Task directions:
Gather all lines in the data that hold the string "structured".

Rows:
[BEGIN]

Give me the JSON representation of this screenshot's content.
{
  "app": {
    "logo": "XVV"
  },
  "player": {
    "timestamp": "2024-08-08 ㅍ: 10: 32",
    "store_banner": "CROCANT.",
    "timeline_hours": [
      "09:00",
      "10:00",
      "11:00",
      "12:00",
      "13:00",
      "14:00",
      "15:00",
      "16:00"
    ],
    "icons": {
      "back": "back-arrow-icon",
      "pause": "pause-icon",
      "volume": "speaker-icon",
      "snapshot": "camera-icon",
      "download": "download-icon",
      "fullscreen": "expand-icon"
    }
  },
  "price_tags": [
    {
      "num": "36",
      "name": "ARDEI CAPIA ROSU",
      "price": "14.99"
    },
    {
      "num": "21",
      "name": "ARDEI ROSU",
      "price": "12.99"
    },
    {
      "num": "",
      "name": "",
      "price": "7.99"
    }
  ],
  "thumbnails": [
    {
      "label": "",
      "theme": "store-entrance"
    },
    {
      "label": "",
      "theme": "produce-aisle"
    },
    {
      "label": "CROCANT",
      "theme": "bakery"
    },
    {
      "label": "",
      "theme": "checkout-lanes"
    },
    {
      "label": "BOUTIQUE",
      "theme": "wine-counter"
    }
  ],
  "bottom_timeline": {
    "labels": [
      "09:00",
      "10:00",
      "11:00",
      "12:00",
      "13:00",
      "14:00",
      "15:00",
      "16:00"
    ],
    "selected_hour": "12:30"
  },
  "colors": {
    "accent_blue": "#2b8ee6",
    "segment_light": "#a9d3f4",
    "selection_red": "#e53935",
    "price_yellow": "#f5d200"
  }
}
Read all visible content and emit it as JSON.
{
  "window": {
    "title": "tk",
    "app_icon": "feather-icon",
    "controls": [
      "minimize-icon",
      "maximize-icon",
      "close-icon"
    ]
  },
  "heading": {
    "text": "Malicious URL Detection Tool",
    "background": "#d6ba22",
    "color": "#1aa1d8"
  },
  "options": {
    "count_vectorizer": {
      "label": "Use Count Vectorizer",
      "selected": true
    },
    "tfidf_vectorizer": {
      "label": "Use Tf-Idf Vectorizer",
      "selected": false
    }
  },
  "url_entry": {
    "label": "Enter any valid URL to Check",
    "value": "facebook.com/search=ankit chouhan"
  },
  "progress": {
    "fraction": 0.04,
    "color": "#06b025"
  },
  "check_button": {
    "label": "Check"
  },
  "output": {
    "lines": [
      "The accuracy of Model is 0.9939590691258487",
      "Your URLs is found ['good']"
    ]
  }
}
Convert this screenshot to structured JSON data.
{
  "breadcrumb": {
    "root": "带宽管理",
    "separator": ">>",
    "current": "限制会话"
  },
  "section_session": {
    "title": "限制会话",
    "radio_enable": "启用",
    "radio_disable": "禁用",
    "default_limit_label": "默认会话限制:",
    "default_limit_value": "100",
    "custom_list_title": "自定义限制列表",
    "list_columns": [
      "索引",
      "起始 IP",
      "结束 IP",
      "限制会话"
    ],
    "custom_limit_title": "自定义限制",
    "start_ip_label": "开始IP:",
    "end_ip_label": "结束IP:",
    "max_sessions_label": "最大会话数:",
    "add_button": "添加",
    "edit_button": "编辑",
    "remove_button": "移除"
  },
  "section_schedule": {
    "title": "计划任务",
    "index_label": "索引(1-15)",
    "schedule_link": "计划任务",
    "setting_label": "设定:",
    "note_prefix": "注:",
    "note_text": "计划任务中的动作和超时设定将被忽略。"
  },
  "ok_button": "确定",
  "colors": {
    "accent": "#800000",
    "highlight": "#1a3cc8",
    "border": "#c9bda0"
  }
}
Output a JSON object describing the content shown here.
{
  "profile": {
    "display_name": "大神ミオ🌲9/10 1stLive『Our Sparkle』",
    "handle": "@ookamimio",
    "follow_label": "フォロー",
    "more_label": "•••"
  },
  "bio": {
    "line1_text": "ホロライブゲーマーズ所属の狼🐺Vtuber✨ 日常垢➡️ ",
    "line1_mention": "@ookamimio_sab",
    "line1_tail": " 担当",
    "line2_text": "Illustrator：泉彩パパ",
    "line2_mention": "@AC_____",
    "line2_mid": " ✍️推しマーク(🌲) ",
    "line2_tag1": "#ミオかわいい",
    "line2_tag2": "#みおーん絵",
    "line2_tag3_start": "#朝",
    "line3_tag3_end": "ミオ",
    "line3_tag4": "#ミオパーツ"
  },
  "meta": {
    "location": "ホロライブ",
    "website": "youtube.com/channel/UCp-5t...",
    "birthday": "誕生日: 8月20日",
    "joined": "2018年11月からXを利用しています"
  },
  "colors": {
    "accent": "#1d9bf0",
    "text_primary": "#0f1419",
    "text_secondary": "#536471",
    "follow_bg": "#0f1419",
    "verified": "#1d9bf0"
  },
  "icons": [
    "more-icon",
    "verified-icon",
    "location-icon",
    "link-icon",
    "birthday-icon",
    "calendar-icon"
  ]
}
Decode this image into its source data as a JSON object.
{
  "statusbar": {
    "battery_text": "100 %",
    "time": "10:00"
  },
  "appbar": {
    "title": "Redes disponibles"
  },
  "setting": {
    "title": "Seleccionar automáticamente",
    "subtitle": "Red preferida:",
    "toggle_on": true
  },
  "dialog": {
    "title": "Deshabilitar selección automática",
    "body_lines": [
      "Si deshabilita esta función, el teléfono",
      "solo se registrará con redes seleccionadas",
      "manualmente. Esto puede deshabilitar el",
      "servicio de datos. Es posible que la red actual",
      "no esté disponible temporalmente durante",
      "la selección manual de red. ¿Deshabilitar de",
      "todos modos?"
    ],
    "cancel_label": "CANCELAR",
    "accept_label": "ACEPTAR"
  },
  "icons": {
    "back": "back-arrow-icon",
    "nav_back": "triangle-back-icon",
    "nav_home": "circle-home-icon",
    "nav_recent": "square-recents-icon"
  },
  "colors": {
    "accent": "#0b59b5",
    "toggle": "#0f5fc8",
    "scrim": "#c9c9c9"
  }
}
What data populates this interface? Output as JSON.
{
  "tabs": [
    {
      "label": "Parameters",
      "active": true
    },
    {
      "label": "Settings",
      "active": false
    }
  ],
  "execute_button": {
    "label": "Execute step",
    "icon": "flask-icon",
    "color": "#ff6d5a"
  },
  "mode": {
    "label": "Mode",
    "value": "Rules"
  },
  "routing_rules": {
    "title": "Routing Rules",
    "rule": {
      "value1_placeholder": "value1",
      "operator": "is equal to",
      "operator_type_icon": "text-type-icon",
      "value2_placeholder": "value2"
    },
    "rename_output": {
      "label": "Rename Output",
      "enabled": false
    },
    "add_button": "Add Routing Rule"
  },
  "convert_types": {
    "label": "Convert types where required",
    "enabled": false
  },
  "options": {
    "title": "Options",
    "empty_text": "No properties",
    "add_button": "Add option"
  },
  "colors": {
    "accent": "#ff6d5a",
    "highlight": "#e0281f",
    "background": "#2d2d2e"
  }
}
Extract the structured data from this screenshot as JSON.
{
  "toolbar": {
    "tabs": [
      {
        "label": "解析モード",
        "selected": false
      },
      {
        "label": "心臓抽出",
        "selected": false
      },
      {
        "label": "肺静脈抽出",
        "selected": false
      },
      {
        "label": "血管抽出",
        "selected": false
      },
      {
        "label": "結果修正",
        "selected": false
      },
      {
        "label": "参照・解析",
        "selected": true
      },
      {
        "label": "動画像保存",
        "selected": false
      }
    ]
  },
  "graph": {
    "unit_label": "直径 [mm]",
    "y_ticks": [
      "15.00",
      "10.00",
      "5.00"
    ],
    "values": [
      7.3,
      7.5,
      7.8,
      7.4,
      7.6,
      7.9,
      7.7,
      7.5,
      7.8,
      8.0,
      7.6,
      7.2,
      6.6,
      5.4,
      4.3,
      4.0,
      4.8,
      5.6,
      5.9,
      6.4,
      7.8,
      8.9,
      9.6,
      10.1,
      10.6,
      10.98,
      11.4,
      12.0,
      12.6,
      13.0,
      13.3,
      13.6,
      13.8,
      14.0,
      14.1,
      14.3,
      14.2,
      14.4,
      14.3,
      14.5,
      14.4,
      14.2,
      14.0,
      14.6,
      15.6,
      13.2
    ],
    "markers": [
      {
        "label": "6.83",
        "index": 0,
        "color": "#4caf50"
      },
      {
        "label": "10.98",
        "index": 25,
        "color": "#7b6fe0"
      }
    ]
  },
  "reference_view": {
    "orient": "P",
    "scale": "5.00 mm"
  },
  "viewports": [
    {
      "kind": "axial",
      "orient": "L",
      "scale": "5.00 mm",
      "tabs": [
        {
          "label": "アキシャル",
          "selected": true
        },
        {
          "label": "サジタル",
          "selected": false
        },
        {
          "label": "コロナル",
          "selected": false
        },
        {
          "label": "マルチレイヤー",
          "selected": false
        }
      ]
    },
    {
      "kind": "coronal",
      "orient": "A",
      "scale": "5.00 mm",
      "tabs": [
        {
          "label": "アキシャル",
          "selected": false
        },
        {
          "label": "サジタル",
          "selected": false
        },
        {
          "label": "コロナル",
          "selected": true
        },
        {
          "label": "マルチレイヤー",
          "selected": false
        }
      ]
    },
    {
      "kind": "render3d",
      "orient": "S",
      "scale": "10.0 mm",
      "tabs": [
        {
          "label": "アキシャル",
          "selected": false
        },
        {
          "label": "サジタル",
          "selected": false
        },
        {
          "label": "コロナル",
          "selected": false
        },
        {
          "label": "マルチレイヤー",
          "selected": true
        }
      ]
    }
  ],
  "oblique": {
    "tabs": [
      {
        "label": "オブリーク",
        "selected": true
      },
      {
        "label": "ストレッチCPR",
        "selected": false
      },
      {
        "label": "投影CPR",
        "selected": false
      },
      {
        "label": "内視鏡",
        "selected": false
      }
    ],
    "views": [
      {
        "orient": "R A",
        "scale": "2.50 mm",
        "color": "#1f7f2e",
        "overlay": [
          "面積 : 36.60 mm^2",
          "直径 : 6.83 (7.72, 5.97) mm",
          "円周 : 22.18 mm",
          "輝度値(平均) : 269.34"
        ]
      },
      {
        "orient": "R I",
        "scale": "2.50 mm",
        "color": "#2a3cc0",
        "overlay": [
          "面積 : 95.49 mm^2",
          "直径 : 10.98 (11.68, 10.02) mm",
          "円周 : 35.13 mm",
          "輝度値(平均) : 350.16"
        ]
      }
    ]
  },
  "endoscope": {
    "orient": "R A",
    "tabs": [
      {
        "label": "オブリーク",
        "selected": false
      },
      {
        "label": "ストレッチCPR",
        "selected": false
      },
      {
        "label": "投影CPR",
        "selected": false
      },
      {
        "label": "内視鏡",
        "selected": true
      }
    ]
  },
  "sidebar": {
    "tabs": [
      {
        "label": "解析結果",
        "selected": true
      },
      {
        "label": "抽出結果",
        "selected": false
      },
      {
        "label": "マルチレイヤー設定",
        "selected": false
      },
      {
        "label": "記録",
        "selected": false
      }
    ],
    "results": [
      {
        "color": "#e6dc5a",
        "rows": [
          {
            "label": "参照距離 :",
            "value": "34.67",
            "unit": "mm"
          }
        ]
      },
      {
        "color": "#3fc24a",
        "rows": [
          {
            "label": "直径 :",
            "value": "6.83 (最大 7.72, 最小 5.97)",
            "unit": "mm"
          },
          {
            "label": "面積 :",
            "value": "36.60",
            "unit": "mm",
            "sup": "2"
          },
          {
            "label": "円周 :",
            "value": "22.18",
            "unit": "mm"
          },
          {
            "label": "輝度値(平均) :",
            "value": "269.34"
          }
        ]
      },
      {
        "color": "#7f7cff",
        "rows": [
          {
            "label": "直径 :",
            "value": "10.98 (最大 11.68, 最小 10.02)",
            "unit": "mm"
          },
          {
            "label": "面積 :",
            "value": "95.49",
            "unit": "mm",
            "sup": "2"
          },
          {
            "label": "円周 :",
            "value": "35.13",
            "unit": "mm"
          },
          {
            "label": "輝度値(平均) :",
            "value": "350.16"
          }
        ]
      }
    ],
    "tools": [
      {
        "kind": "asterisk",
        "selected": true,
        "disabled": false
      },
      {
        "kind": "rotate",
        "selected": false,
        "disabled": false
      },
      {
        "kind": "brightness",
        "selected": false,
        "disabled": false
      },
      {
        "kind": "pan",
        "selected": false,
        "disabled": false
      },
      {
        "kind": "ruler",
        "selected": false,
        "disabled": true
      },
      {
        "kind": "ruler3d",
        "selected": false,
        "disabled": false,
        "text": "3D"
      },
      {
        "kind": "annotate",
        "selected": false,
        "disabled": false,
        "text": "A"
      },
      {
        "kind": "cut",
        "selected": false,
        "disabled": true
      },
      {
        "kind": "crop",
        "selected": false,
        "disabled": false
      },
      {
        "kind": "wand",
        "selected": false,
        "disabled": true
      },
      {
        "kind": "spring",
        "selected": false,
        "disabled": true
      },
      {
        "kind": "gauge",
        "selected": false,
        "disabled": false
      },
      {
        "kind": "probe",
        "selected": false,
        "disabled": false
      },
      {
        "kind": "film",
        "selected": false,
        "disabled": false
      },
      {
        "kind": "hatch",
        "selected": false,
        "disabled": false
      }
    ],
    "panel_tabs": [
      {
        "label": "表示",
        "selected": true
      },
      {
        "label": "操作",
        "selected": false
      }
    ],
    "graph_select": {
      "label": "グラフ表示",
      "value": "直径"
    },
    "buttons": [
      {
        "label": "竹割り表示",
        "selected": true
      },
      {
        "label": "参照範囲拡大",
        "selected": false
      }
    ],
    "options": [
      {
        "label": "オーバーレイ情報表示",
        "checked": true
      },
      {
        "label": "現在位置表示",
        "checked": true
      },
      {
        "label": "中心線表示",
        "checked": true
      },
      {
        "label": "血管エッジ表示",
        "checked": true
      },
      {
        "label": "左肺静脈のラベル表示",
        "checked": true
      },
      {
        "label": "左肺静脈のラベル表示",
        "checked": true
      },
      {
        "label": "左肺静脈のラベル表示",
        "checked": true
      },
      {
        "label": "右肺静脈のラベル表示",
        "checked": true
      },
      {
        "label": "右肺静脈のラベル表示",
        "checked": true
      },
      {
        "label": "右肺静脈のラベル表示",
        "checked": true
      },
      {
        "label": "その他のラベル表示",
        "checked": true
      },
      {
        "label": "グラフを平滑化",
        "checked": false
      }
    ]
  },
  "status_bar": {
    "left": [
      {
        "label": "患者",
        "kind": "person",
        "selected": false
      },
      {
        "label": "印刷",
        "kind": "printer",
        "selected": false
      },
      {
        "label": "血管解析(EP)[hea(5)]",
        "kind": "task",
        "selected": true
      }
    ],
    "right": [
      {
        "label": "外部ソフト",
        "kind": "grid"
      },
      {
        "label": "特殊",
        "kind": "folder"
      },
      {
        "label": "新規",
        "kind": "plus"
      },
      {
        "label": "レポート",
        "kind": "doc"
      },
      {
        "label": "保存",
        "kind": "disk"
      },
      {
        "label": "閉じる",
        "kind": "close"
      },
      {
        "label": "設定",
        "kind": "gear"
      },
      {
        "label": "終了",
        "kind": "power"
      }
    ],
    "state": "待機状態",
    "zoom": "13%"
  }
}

[END]

Expected answer:
Convert this screenshot to structured JSON data.
Extract the structured data from this screenshot as JSON.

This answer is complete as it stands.